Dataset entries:
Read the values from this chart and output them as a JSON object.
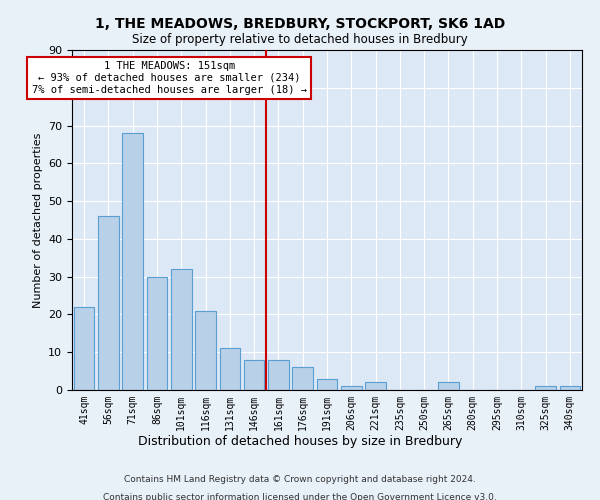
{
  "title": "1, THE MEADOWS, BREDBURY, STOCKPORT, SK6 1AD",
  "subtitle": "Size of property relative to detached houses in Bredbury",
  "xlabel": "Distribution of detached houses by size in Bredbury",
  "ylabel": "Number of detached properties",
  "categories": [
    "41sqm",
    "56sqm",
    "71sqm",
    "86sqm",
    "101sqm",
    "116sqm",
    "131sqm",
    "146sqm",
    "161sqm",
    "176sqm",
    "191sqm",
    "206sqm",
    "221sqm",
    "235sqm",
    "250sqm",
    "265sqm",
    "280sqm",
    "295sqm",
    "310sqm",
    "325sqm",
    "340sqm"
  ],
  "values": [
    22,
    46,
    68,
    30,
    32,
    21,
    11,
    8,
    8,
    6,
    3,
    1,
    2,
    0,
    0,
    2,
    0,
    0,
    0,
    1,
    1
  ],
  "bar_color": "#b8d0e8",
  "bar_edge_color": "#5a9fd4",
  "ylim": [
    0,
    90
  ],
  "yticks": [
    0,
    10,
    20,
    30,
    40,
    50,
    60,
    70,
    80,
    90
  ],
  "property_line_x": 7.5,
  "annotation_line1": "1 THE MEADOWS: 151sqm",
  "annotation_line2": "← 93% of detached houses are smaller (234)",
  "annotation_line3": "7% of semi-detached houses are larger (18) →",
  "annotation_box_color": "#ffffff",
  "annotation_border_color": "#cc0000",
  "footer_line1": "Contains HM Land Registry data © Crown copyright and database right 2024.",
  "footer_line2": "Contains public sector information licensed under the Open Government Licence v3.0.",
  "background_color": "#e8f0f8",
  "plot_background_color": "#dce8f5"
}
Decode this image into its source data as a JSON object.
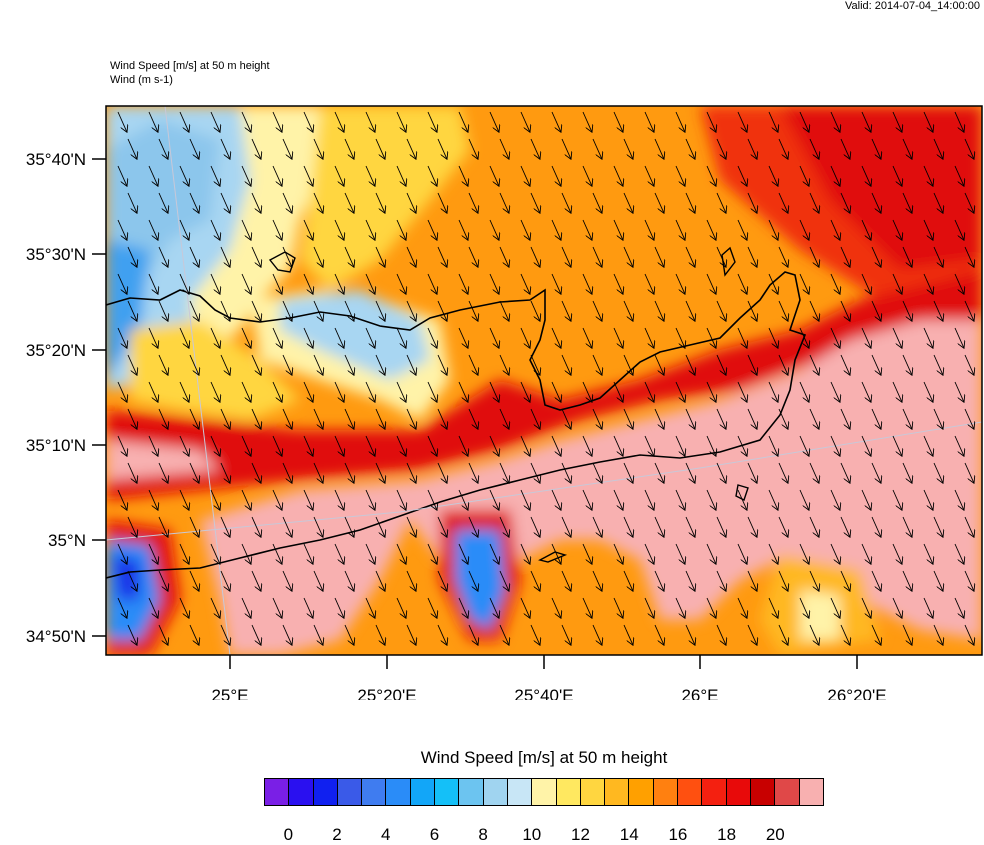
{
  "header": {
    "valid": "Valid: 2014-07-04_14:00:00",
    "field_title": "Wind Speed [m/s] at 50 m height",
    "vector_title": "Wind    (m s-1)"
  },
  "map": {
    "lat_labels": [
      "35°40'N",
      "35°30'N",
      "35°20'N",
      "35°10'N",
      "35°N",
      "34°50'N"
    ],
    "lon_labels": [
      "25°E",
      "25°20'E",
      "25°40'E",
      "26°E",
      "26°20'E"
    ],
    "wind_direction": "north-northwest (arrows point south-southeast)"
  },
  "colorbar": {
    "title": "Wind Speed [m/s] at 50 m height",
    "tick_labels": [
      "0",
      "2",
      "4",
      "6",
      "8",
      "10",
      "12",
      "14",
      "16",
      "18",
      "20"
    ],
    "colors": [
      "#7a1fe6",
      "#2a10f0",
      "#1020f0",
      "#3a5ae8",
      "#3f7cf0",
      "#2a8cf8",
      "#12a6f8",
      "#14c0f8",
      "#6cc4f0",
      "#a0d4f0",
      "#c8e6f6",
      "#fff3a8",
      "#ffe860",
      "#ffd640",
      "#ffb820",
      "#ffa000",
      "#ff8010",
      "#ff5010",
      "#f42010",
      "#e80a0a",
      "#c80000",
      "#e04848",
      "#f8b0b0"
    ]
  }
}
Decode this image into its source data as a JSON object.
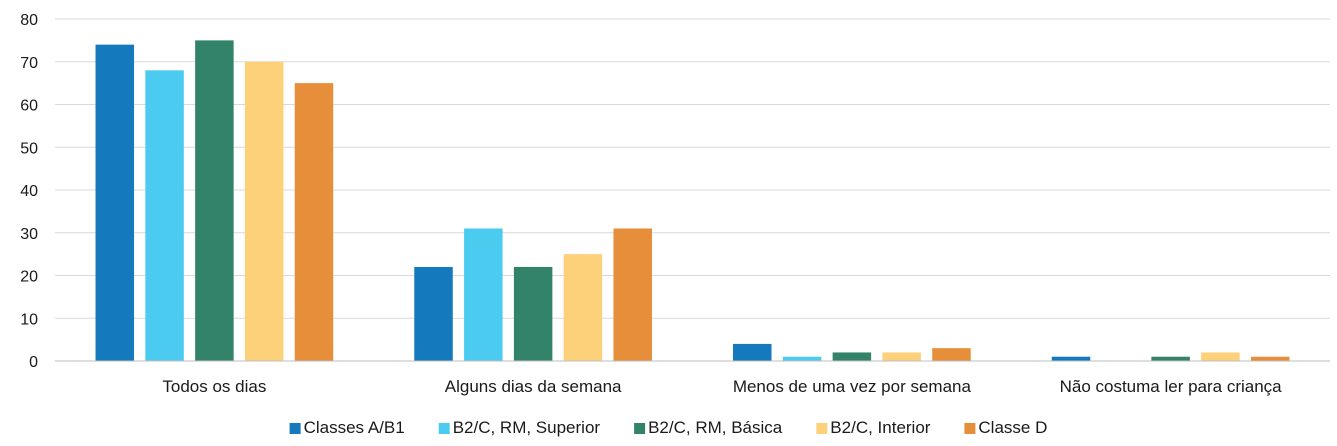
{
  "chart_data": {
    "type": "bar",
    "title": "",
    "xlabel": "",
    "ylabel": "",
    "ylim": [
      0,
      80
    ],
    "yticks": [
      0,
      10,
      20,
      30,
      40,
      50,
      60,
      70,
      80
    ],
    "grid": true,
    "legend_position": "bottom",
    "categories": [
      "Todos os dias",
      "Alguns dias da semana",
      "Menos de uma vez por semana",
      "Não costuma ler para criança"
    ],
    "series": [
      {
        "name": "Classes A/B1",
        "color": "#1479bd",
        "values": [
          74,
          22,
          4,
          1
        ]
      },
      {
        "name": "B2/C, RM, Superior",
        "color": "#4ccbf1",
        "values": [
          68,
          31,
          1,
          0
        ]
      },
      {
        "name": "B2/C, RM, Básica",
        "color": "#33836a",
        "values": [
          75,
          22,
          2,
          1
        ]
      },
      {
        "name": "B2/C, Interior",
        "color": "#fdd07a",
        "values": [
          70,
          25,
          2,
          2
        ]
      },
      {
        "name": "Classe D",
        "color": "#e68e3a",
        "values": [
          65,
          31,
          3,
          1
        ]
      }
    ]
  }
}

## TASK DIRECTIONS
Copy the records above exactly. The pictures are not part of the copy.

## EXERCISE ANSWER
Read the values from this chart and output them as a JSON object.
{
  "title": "1, THE MEADOWS, BREDBURY, STOCKPORT, SK6 1AD",
  "subtitle": "Size of property relative to detached houses in Bredbury",
  "xlabel": "Distribution of detached houses by size in Bredbury",
  "ylabel": "Number of detached properties",
  "categories": [
    "41sqm",
    "56sqm",
    "71sqm",
    "86sqm",
    "101sqm",
    "116sqm",
    "131sqm",
    "146sqm",
    "161sqm",
    "176sqm",
    "191sqm",
    "206sqm",
    "221sqm",
    "235sqm",
    "250sqm",
    "265sqm",
    "280sqm",
    "295sqm",
    "310sqm",
    "325sqm",
    "340sqm"
  ],
  "values": [
    22,
    46,
    68,
    30,
    32,
    21,
    11,
    8,
    8,
    6,
    3,
    1,
    2,
    0,
    0,
    2,
    0,
    0,
    0,
    1,
    1
  ],
  "bar_color": "#b8d0e8",
  "bar_edge_color": "#5a9fd4",
  "ylim": [
    0,
    90
  ],
  "yticks": [
    0,
    10,
    20,
    30,
    40,
    50,
    60,
    70,
    80,
    90
  ],
  "property_line_x": 7.5,
  "annotation_line1": "1 THE MEADOWS: 151sqm",
  "annotation_line2": "← 93% of detached houses are smaller (234)",
  "annotation_line3": "7% of semi-detached houses are larger (18) →",
  "annotation_box_color": "#ffffff",
  "annotation_border_color": "#cc0000",
  "footer_line1": "Contains HM Land Registry data © Crown copyright and database right 2024.",
  "footer_line2": "Contains public sector information licensed under the Open Government Licence v3.0.",
  "background_color": "#e8f0f8",
  "plot_background_color": "#dce8f5"
}
Decode this image into its source data as a JSON object.
{
  "header": {
    "valid": "Valid: 2014-07-04_14:00:00",
    "field_title": "Wind Speed [m/s] at 50 m height",
    "vector_title": "Wind    (m s-1)"
  },
  "map": {
    "lat_labels": [
      "35°40'N",
      "35°30'N",
      "35°20'N",
      "35°10'N",
      "35°N",
      "34°50'N"
    ],
    "lon_labels": [
      "25°E",
      "25°20'E",
      "25°40'E",
      "26°E",
      "26°20'E"
    ],
    "wind_direction": "north-northwest (arrows point south-southeast)"
  },
  "colorbar": {
    "title": "Wind Speed [m/s] at 50 m height",
    "tick_labels": [
      "0",
      "2",
      "4",
      "6",
      "8",
      "10",
      "12",
      "14",
      "16",
      "18",
      "20"
    ],
    "colors": [
      "#7a1fe6",
      "#2a10f0",
      "#1020f0",
      "#3a5ae8",
      "#3f7cf0",
      "#2a8cf8",
      "#12a6f8",
      "#14c0f8",
      "#6cc4f0",
      "#a0d4f0",
      "#c8e6f6",
      "#fff3a8",
      "#ffe860",
      "#ffd640",
      "#ffb820",
      "#ffa000",
      "#ff8010",
      "#ff5010",
      "#f42010",
      "#e80a0a",
      "#c80000",
      "#e04848",
      "#f8b0b0"
    ]
  }
}
Decode this image into its source data as a JSON object.
{
  "chart_data": {
    "type": "bar",
    "title": "",
    "xlabel": "",
    "ylabel": "",
    "ylim": [
      0,
      80
    ],
    "yticks": [
      0,
      10,
      20,
      30,
      40,
      50,
      60,
      70,
      80
    ],
    "grid": true,
    "legend_position": "bottom",
    "categories": [
      "Todos os dias",
      "Alguns dias da semana",
      "Menos de uma vez por semana",
      "Não costuma ler para criança"
    ],
    "series": [
      {
        "name": "Classes A/B1",
        "color": "#1479bd",
        "values": [
          74,
          22,
          4,
          1
        ]
      },
      {
        "name": "B2/C, RM, Superior",
        "color": "#4ccbf1",
        "values": [
          68,
          31,
          1,
          0
        ]
      },
      {
        "name": "B2/C, RM, Básica",
        "color": "#33836a",
        "values": [
          75,
          22,
          2,
          1
        ]
      },
      {
        "name": "B2/C, Interior",
        "color": "#fdd07a",
        "values": [
          70,
          25,
          2,
          2
        ]
      },
      {
        "name": "Classe D",
        "color": "#e68e3a",
        "values": [
          65,
          31,
          3,
          1
        ]
      }
    ]
  }
}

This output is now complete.